What you are asked to do: Determine how many lines in the records below contain the string "请选择退税类型". Reply with the number alone.
---*---
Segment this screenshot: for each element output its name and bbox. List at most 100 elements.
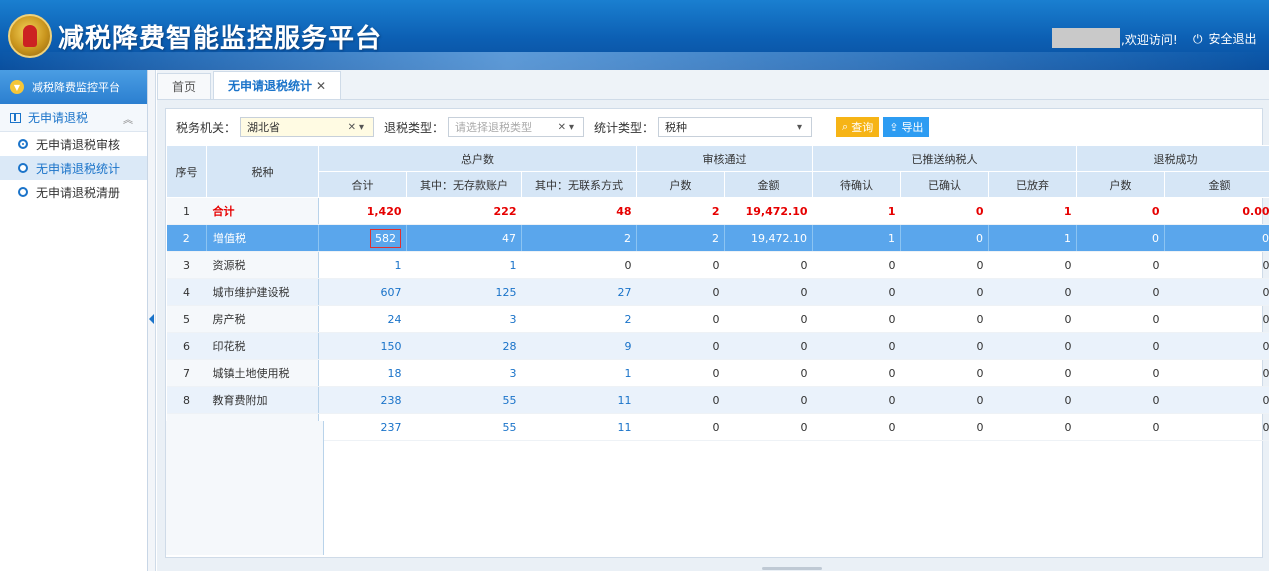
query-button[interactable]: ⌕ 查询: [836, 117, 880, 137]
stat-type-select[interactable]: 税种 ▾: [658, 117, 813, 137]
export-button[interactable]: ⇪ 导出: [883, 117, 930, 137]
circle-icon: [18, 187, 28, 197]
cell-value: 0: [636, 413, 725, 441]
tab-home[interactable]: 首页: [157, 73, 212, 99]
sidebar-item-statistics[interactable]: 无申请退税统计: [0, 156, 147, 180]
cell-value[interactable]: 55: [406, 413, 522, 441]
sidebar-item-label: 无申请退税审核: [36, 137, 121, 152]
cell-value[interactable]: 607: [318, 278, 407, 306]
cell-value[interactable]: 9: [521, 332, 637, 360]
table-row[interactable]: 3 资源税 1 1 0 0 0 0 0 0 0 0: [166, 251, 1269, 279]
logout-label: 安全退出: [1208, 32, 1257, 46]
panel-icon: [10, 112, 21, 123]
cell-value: 0: [1164, 305, 1269, 333]
cell-value: 0: [900, 413, 989, 441]
cell-value: 0: [812, 278, 901, 306]
cell-seq: 3: [166, 251, 207, 279]
cell-value[interactable]: 55: [406, 386, 522, 414]
table-row[interactable]: 4 城市维护建设税 607 125 27 0 0 0 0 0 0 0: [166, 278, 1269, 306]
subheader-cell: 金额: [724, 171, 814, 198]
header-group-audit: 审核通过: [636, 145, 814, 172]
tab-statistics[interactable]: 无申请退税统计 ✕: [213, 71, 342, 99]
cell-value[interactable]: 150: [318, 332, 407, 360]
circle-icon: [18, 163, 28, 173]
cell-value[interactable]: 27: [521, 278, 637, 306]
clear-dropdown-icon[interactable]: ✕▾: [348, 122, 367, 133]
cell-value: 0: [900, 251, 989, 279]
cell-value[interactable]: 11: [521, 413, 637, 441]
header-tax-type: 税种: [206, 145, 319, 198]
cell-value: 0: [724, 386, 813, 414]
cell-value: 2: [636, 197, 725, 225]
cell-value[interactable]: 24: [318, 305, 407, 333]
authority-select[interactable]: 湖北省 ✕▾: [240, 117, 375, 137]
sidebar-group-label: 无申请退税: [28, 111, 89, 125]
cell-tax-type: 印花税: [206, 332, 319, 360]
table-row[interactable]: 7 城镇土地使用税 18 3 1 0 0 0 0 0 0 0: [166, 359, 1269, 387]
cell-value[interactable]: 28: [406, 332, 522, 360]
subheader-cell: 其中：无联系方式: [520, 171, 638, 198]
cell-value: 0: [812, 332, 901, 360]
cell-value: 2: [636, 224, 726, 252]
cell-value: 0: [988, 251, 1077, 279]
cell-value: 0: [724, 413, 813, 441]
sidebar-item-register[interactable]: 无申请退税清册: [0, 180, 147, 204]
cell-value: 0: [900, 224, 990, 252]
clear-dropdown-icon[interactable]: ✕▾: [558, 122, 577, 133]
cell-value[interactable]: 11: [521, 386, 637, 414]
cell-seq: 1: [166, 197, 207, 225]
table-row[interactable]: 9地方教育附加23755110000000: [166, 413, 1269, 441]
cell-value[interactable]: 125: [406, 278, 522, 306]
refund-type-select[interactable]: 请选择退税类型 ✕▾: [448, 117, 585, 137]
horizontal-scrollbar[interactable]: [762, 567, 822, 570]
cell-value: 0: [1076, 359, 1165, 387]
cell-value[interactable]: 1: [318, 251, 407, 279]
highlighted-cell-value[interactable]: 582: [370, 228, 401, 248]
cell-value[interactable]: 3: [406, 359, 522, 387]
filter-bar: 税务机关： 湖北省 ✕▾ 退税类型： 请选择退税类型 ✕▾ 统计类型： 税种 ▾ ⌕ 查…: [166, 109, 1262, 145]
sidebar-collapse-handle[interactable]: [148, 70, 156, 571]
cell-value: 0: [1076, 413, 1165, 441]
arrow-left-icon: [149, 314, 154, 324]
sidebar: ▼ 减税降费监控平台 无申请退税 ︽ 无申请退税审核 无申请退税统计 无申请退税清册: [0, 70, 148, 571]
cell-value[interactable]: 2: [521, 224, 638, 252]
cell-value[interactable]: 47: [406, 224, 522, 252]
cell-value: 1,420: [318, 197, 407, 225]
sidebar-group-refund[interactable]: 无申请退税 ︽: [0, 104, 147, 132]
cell-value[interactable]: 582: [318, 224, 407, 252]
cell-value[interactable]: 3: [406, 305, 522, 333]
cell-value: 0: [724, 278, 813, 306]
cell-value: 0: [1076, 332, 1165, 360]
cell-tax-type: 增值税: [206, 224, 319, 252]
cell-tax-type: 房产税: [206, 305, 319, 333]
sidebar-item-audit[interactable]: 无申请退税审核: [0, 132, 147, 156]
table-row-total[interactable]: 1 合计 1,420 222 48 2 19,472.10 1 0 1 0 0.00: [166, 197, 1269, 225]
cell-value: 0: [1076, 197, 1165, 225]
table-row[interactable]: 6 印花税 150 28 9 0 0 0 0 0 0 0: [166, 332, 1269, 360]
cell-value[interactable]: 0: [521, 251, 637, 279]
cell-value[interactable]: 237: [318, 413, 407, 441]
app-header: 减税降费智能监控服务平台 ,欢迎访问! ⏻ 安全退出: [0, 0, 1269, 70]
cell-value: 0: [812, 413, 901, 441]
sidebar-platform-header[interactable]: ▼ 减税降费监控平台: [0, 70, 147, 104]
cell-value: 0: [900, 305, 989, 333]
close-icon[interactable]: ✕: [316, 79, 326, 93]
cell-value[interactable]: 18: [318, 359, 407, 387]
query-label: 查询: [851, 121, 874, 134]
cell-seq: 4: [166, 278, 207, 306]
header-group-success: 退税成功: [1076, 145, 1269, 172]
cell-value[interactable]: 2: [521, 305, 637, 333]
cell-value: 1: [988, 197, 1077, 225]
cell-tax-type: 教育费附加: [206, 386, 319, 414]
table-row[interactable]: 2 增值税 582 47 2 2 19,472.10 1 0 1 0 0: [166, 224, 1269, 252]
cell-value[interactable]: 238: [318, 386, 407, 414]
subheader-row: 合计 其中：无存款账户 其中：无联系方式 户数 金额 待确认 已确认 已放弃 户数 金额: [167, 171, 1269, 198]
logout-button[interactable]: ⏻ 安全退出: [1193, 30, 1257, 47]
table-row[interactable]: 5 房产税 24 3 2 0 0 0 0 0 0 0: [166, 305, 1269, 333]
chevron-down-icon[interactable]: ▾: [797, 122, 805, 133]
cell-value[interactable]: 1: [406, 251, 522, 279]
chevron-down-icon: ▼: [10, 80, 24, 94]
table-row[interactable]: 8 教育费附加 238 55 11 0 0 0 0 0 0 0: [166, 386, 1269, 414]
cell-value[interactable]: 1: [521, 359, 637, 387]
main-area: 首页 无申请退税统计 ✕ 税务机关： 湖北省 ✕▾ 退税类型： 请选择退税类型 ✕▾ …: [157, 70, 1269, 571]
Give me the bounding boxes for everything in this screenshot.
---*---
Written solution: 3